▸ What to do
Exact copies of all the lines below are required.

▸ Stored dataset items
Segment Open

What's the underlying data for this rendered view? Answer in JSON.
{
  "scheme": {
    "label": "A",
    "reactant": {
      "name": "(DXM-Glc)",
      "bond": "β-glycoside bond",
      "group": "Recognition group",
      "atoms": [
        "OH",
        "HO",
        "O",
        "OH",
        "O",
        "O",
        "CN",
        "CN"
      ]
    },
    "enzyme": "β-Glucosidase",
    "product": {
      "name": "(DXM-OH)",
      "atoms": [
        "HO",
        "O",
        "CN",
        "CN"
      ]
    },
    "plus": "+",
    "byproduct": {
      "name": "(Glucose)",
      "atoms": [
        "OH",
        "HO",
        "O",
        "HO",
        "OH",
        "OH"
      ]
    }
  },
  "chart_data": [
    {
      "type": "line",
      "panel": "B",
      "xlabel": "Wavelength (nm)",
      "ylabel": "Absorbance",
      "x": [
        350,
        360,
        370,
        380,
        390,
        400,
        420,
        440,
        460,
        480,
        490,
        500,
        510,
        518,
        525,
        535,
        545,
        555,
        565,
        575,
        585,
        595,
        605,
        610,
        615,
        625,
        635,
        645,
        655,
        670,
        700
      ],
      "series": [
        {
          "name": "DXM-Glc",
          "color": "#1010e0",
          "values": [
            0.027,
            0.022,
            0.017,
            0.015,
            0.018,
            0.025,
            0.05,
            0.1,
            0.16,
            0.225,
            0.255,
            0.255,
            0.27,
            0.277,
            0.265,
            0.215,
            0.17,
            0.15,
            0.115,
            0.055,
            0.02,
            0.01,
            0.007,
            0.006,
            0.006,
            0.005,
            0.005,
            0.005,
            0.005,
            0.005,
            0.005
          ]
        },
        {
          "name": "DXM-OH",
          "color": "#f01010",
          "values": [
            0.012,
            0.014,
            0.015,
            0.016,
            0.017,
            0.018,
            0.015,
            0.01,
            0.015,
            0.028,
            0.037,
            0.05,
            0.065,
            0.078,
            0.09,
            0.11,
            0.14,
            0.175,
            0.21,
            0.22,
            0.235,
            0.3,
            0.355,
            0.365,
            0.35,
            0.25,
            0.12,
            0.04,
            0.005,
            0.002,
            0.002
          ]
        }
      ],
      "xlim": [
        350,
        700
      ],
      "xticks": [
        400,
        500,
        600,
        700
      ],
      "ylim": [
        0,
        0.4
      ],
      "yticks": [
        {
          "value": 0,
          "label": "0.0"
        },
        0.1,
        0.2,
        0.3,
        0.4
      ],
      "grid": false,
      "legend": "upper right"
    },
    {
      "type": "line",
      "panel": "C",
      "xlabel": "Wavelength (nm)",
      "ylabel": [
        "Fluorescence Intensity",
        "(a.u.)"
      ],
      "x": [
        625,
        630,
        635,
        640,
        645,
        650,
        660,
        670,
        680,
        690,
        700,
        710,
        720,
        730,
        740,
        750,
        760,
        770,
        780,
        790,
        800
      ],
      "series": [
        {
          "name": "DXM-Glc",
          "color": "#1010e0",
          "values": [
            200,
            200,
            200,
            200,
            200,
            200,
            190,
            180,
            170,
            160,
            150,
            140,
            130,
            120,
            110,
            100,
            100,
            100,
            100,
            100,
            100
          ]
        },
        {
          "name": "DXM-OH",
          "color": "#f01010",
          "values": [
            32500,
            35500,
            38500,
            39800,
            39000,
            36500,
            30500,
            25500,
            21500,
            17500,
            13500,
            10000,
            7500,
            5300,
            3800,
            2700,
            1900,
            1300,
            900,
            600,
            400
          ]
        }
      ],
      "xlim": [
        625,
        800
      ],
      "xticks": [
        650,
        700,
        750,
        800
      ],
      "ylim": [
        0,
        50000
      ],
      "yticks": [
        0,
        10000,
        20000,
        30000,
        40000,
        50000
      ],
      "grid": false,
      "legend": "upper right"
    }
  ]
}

Segment Closed

▸ Answer section
What's the underlying data for this rendered view? Answer in JSON.
{
  "scheme": {
    "label": "A",
    "reactant": {
      "name": "(DXM-Glc)",
      "bond": "β-glycoside bond",
      "group": "Recognition group",
      "atoms": [
        "OH",
        "HO",
        "O",
        "OH",
        "O",
        "O",
        "CN",
        "CN"
      ]
    },
    "enzyme": "β-Glucosidase",
    "product": {
      "name": "(DXM-OH)",
      "atoms": [
        "HO",
        "O",
        "CN",
        "CN"
      ]
    },
    "plus": "+",
    "byproduct": {
      "name": "(Glucose)",
      "atoms": [
        "OH",
        "HO",
        "O",
        "HO",
        "OH",
        "OH"
      ]
    }
  },
  "chart_data": [
    {
      "type": "line",
      "panel": "B",
      "xlabel": "Wavelength (nm)",
      "ylabel": "Absorbance",
      "x": [
        350,
        360,
        370,
        380,
        390,
        400,
        420,
        440,
        460,
        480,
        490,
        500,
        510,
        518,
        525,
        535,
        545,
        555,
        565,
        575,
        585,
        595,
        605,
        610,
        615,
        625,
        635,
        645,
        655,
        670,
        700
      ],
      "series": [
        {
          "name": "DXM-Glc",
          "color": "#1010e0",
          "values": [
            0.027,
            0.022,
            0.017,
            0.015,
            0.018,
            0.025,
            0.05,
            0.1,
            0.16,
            0.225,
            0.255,
            0.255,
            0.27,
            0.277,
            0.265,
            0.215,
            0.17,
            0.15,
            0.115,
            0.055,
            0.02,
            0.01,
            0.007,
            0.006,
            0.006,
            0.005,
            0.005,
            0.005,
            0.005,
            0.005,
            0.005
          ]
        },
        {
          "name": "DXM-OH",
          "color": "#f01010",
          "values": [
            0.012,
            0.014,
            0.015,
            0.016,
            0.017,
            0.018,
            0.015,
            0.01,
            0.015,
            0.028,
            0.037,
            0.05,
            0.065,
            0.078,
            0.09,
            0.11,
            0.14,
            0.175,
            0.21,
            0.22,
            0.235,
            0.3,
            0.355,
            0.365,
            0.35,
            0.25,
            0.12,
            0.04,
            0.005,
            0.002,
            0.002
          ]
        }
      ],
      "xlim": [
        350,
        700
      ],
      "xticks": [
        400,
        500,
        600,
        700
      ],
      "ylim": [
        0,
        0.4
      ],
      "yticks": [
        {
          "value": 0,
          "label": "0.0"
        },
        0.1,
        0.2,
        0.3,
        0.4
      ],
      "grid": false,
      "legend": "upper right"
    },
    {
      "type": "line",
      "panel": "C",
      "xlabel": "Wavelength (nm)",
      "ylabel": [
        "Fluorescence Intensity",
        "(a.u.)"
      ],
      "x": [
        625,
        630,
        635,
        640,
        645,
        650,
        660,
        670,
        680,
        690,
        700,
        710,
        720,
        730,
        740,
        750,
        760,
        770,
        780,
        790,
        800
      ],
      "series": [
        {
          "name": "DXM-Glc",
          "color": "#1010e0",
          "values": [
            200,
            200,
            200,
            200,
            200,
            200,
            190,
            180,
            170,
            160,
            150,
            140,
            130,
            120,
            110,
            100,
            100,
            100,
            100,
            100,
            100
          ]
        },
        {
          "name": "DXM-OH",
          "color": "#f01010",
          "values": [
            32500,
            35500,
            38500,
            39800,
            39000,
            36500,
            30500,
            25500,
            21500,
            17500,
            13500,
            10000,
            7500,
            5300,
            3800,
            2700,
            1900,
            1300,
            900,
            600,
            400
          ]
        }
      ],
      "xlim": [
        625,
        800
      ],
      "xticks": [
        650,
        700,
        750,
        800
      ],
      "ylim": [
        0,
        50000
      ],
      "yticks": [
        0,
        10000,
        20000,
        30000,
        40000,
        50000
      ],
      "grid": false,
      "legend": "upper right"
    }
  ]
}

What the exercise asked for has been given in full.